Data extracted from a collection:
/---
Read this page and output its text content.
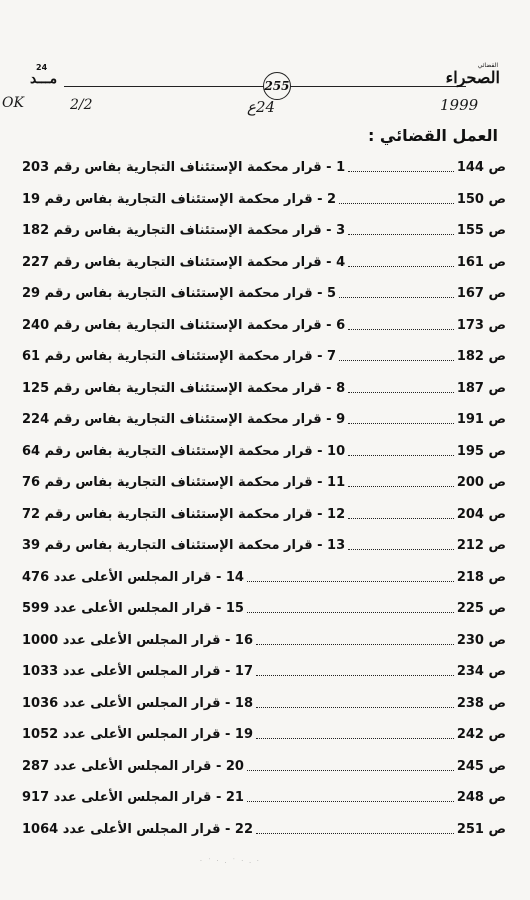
24
مـــد	255
القضائي
الصحراء
OK	2/2	24ع	1999
العمل القضائي :
1 - قرار محكمة الإستئناف التجارية بفاس رقم 203	ص 144
2 - قرار محكمة الإستئناف التجارية بفاس رقم 19	ص 150
3 - قرار محكمة الإستئناف التجارية بفاس رقم 182	ص 155
4 - قرار محكمة الإستئناف التجارية بفاس رقم 227	ص 161
5 - قرار محكمة الإستئناف التجارية بفاس رقم 29	ص 167
6 - قرار محكمة الإستئناف التجارية بفاس رقم 240	ص 173
7 - قرار محكمة الإستئناف التجارية بفاس رقم 61	ص 182
8 - قرار محكمة الإستئناف التجارية بفاس رقم 125	ص 187
9 - قرار محكمة الإستئناف التجارية بفاس رقم 224	ص 191
10 - قرار محكمة الإستئناف التجارية بفاس رقم 64	ص 195
11 - قرار محكمة الإستئناف التجارية بفاس رقم 76	ص 200
12 - قرار محكمة الإستئناف التجارية بفاس رقم 72	ص 204
13 - قرار محكمة الإستئناف التجارية بفاس رقم 39	ص 212
14 - قرار المجلس الأعلى عدد 476	ص 218
15 - قرار المجلس الأعلى عدد 599	ص 225
16 - قرار المجلس الأعلى عدد 1000	ص 230
17 - قرار المجلس الأعلى عدد 1033	ص 234
18 - قرار المجلس الأعلى عدد 1036	ص 238
19 - قرار المجلس الأعلى عدد 1052	ص 242
20 - قرار المجلس الأعلى عدد 287	ص 245
21 - قرار المجلس الأعلى عدد 917	ص 248
22 - قرار المجلس الأعلى عدد 1064	ص 251
· ˙ · . ˙ · . ·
\---
§ EXERCISE INSTRUCTIONS:
Leave the pictures out and reproduce all of the records exactly.

§ RESPONSE FOR THIS EXERCISE:
Read this page and output its text content.
24
مـــد	255
القضائي
الصحراء
OK	2/2	24ع	1999
العمل القضائي :
1 - قرار محكمة الإستئناف التجارية بفاس رقم 203	ص 144
2 - قرار محكمة الإستئناف التجارية بفاس رقم 19	ص 150
3 - قرار محكمة الإستئناف التجارية بفاس رقم 182	ص 155
4 - قرار محكمة الإستئناف التجارية بفاس رقم 227	ص 161
5 - قرار محكمة الإستئناف التجارية بفاس رقم 29	ص 167
6 - قرار محكمة الإستئناف التجارية بفاس رقم 240	ص 173
7 - قرار محكمة الإستئناف التجارية بفاس رقم 61	ص 182
8 - قرار محكمة الإستئناف التجارية بفاس رقم 125	ص 187
9 - قرار محكمة الإستئناف التجارية بفاس رقم 224	ص 191
10 - قرار محكمة الإستئناف التجارية بفاس رقم 64	ص 195
11 - قرار محكمة الإستئناف التجارية بفاس رقم 76	ص 200
12 - قرار محكمة الإستئناف التجارية بفاس رقم 72	ص 204
13 - قرار محكمة الإستئناف التجارية بفاس رقم 39	ص 212
14 - قرار المجلس الأعلى عدد 476	ص 218
15 - قرار المجلس الأعلى عدد 599	ص 225
16 - قرار المجلس الأعلى عدد 1000	ص 230
17 - قرار المجلس الأعلى عدد 1033	ص 234
18 - قرار المجلس الأعلى عدد 1036	ص 238
19 - قرار المجلس الأعلى عدد 1052	ص 242
20 - قرار المجلس الأعلى عدد 287	ص 245
21 - قرار المجلس الأعلى عدد 917	ص 248
22 - قرار المجلس الأعلى عدد 1064	ص 251
· ˙ · . ˙ · . ·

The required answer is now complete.